Each entry below should be written out exactly as it is, with no pictures.

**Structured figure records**
════════════════════
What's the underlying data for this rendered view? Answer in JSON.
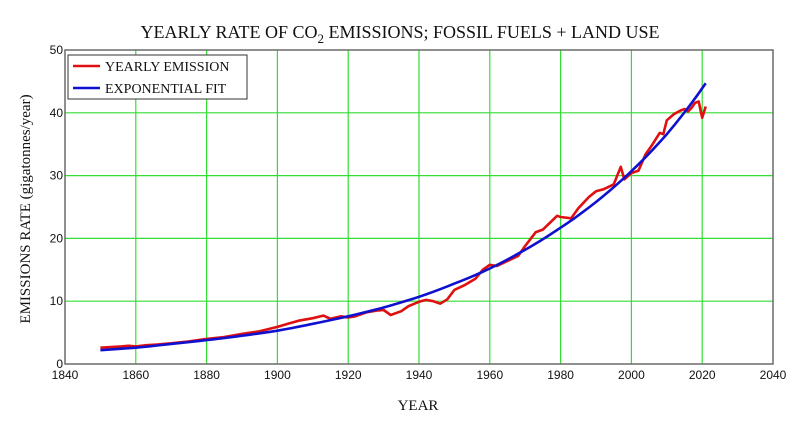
{
  "chart_data": {
    "type": "line",
    "title": "YEARLY RATE OF CO",
    "title_subscript": "2",
    "title_suffix": " EMISSIONS; FOSSIL FUELS + LAND USE",
    "xlabel": "YEAR",
    "ylabel": "EMISSIONS RATE (gigatonnes/year)",
    "xlim": [
      1840,
      2040
    ],
    "ylim": [
      0,
      50
    ],
    "xticks": [
      1840,
      1860,
      1880,
      1900,
      1920,
      1940,
      1960,
      1980,
      2000,
      2020,
      2040
    ],
    "yticks": [
      0,
      10,
      20,
      30,
      40,
      50
    ],
    "grid": true,
    "grid_color": "#33dd33",
    "legend_position": "top-left",
    "series": [
      {
        "name": "YEARLY EMISSION",
        "color": "#e01010",
        "x": [
          1850,
          1853,
          1856,
          1858,
          1860,
          1863,
          1866,
          1870,
          1875,
          1880,
          1885,
          1890,
          1895,
          1900,
          1903,
          1906,
          1910,
          1913,
          1915,
          1918,
          1920,
          1922,
          1925,
          1928,
          1930,
          1932,
          1935,
          1937,
          1940,
          1942,
          1944,
          1946,
          1948,
          1950,
          1953,
          1956,
          1958,
          1960,
          1962,
          1965,
          1968,
          1970,
          1973,
          1975,
          1977,
          1979,
          1980,
          1983,
          1985,
          1988,
          1990,
          1992,
          1995,
          1997,
          1998,
          2000,
          2002,
          2004,
          2006,
          2008,
          2009,
          2010,
          2012,
          2014,
          2015,
          2016,
          2017,
          2018,
          2019,
          2020,
          2021
        ],
        "y": [
          2.6,
          2.7,
          2.8,
          2.9,
          2.8,
          3.0,
          3.1,
          3.3,
          3.6,
          4.0,
          4.3,
          4.8,
          5.2,
          5.9,
          6.4,
          6.9,
          7.3,
          7.7,
          7.2,
          7.6,
          7.4,
          7.6,
          8.2,
          8.5,
          8.6,
          7.8,
          8.4,
          9.2,
          9.9,
          10.2,
          10.0,
          9.6,
          10.3,
          11.8,
          12.6,
          13.6,
          15.0,
          15.8,
          15.6,
          16.4,
          17.2,
          18.8,
          21.0,
          21.4,
          22.5,
          23.6,
          23.4,
          23.2,
          24.8,
          26.6,
          27.5,
          27.8,
          28.6,
          31.4,
          29.4,
          30.4,
          30.8,
          33.4,
          35.0,
          36.8,
          36.6,
          38.8,
          39.8,
          40.4,
          40.6,
          40.2,
          40.8,
          41.6,
          41.8,
          39.2,
          41.0
        ]
      },
      {
        "name": "EXPONENTIAL FIT",
        "color": "#1010d0",
        "x": [
          1850,
          1860,
          1870,
          1880,
          1890,
          1900,
          1910,
          1920,
          1930,
          1940,
          1950,
          1960,
          1970,
          1980,
          1990,
          2000,
          2010,
          2021
        ],
        "y": [
          2.2,
          2.6,
          3.2,
          3.8,
          4.5,
          5.3,
          6.4,
          7.6,
          9.0,
          10.7,
          12.8,
          15.2,
          18.2,
          21.7,
          25.8,
          30.7,
          36.6,
          44.7
        ]
      }
    ]
  }
}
════════════════════
**Task output**
What's the underlying data for this rendered view? Answer in JSON.
{
  "chart_data": {
    "type": "line",
    "title": "YEARLY RATE OF CO",
    "title_subscript": "2",
    "title_suffix": " EMISSIONS; FOSSIL FUELS + LAND USE",
    "xlabel": "YEAR",
    "ylabel": "EMISSIONS RATE (gigatonnes/year)",
    "xlim": [
      1840,
      2040
    ],
    "ylim": [
      0,
      50
    ],
    "xticks": [
      1840,
      1860,
      1880,
      1900,
      1920,
      1940,
      1960,
      1980,
      2000,
      2020,
      2040
    ],
    "yticks": [
      0,
      10,
      20,
      30,
      40,
      50
    ],
    "grid": true,
    "grid_color": "#33dd33",
    "legend_position": "top-left",
    "series": [
      {
        "name": "YEARLY EMISSION",
        "color": "#e01010",
        "x": [
          1850,
          1853,
          1856,
          1858,
          1860,
          1863,
          1866,
          1870,
          1875,
          1880,
          1885,
          1890,
          1895,
          1900,
          1903,
          1906,
          1910,
          1913,
          1915,
          1918,
          1920,
          1922,
          1925,
          1928,
          1930,
          1932,
          1935,
          1937,
          1940,
          1942,
          1944,
          1946,
          1948,
          1950,
          1953,
          1956,
          1958,
          1960,
          1962,
          1965,
          1968,
          1970,
          1973,
          1975,
          1977,
          1979,
          1980,
          1983,
          1985,
          1988,
          1990,
          1992,
          1995,
          1997,
          1998,
          2000,
          2002,
          2004,
          2006,
          2008,
          2009,
          2010,
          2012,
          2014,
          2015,
          2016,
          2017,
          2018,
          2019,
          2020,
          2021
        ],
        "y": [
          2.6,
          2.7,
          2.8,
          2.9,
          2.8,
          3.0,
          3.1,
          3.3,
          3.6,
          4.0,
          4.3,
          4.8,
          5.2,
          5.9,
          6.4,
          6.9,
          7.3,
          7.7,
          7.2,
          7.6,
          7.4,
          7.6,
          8.2,
          8.5,
          8.6,
          7.8,
          8.4,
          9.2,
          9.9,
          10.2,
          10.0,
          9.6,
          10.3,
          11.8,
          12.6,
          13.6,
          15.0,
          15.8,
          15.6,
          16.4,
          17.2,
          18.8,
          21.0,
          21.4,
          22.5,
          23.6,
          23.4,
          23.2,
          24.8,
          26.6,
          27.5,
          27.8,
          28.6,
          31.4,
          29.4,
          30.4,
          30.8,
          33.4,
          35.0,
          36.8,
          36.6,
          38.8,
          39.8,
          40.4,
          40.6,
          40.2,
          40.8,
          41.6,
          41.8,
          39.2,
          41.0
        ]
      },
      {
        "name": "EXPONENTIAL FIT",
        "color": "#1010d0",
        "x": [
          1850,
          1860,
          1870,
          1880,
          1890,
          1900,
          1910,
          1920,
          1930,
          1940,
          1950,
          1960,
          1970,
          1980,
          1990,
          2000,
          2010,
          2021
        ],
        "y": [
          2.2,
          2.6,
          3.2,
          3.8,
          4.5,
          5.3,
          6.4,
          7.6,
          9.0,
          10.7,
          12.8,
          15.2,
          18.2,
          21.7,
          25.8,
          30.7,
          36.6,
          44.7
        ]
      }
    ]
  }
}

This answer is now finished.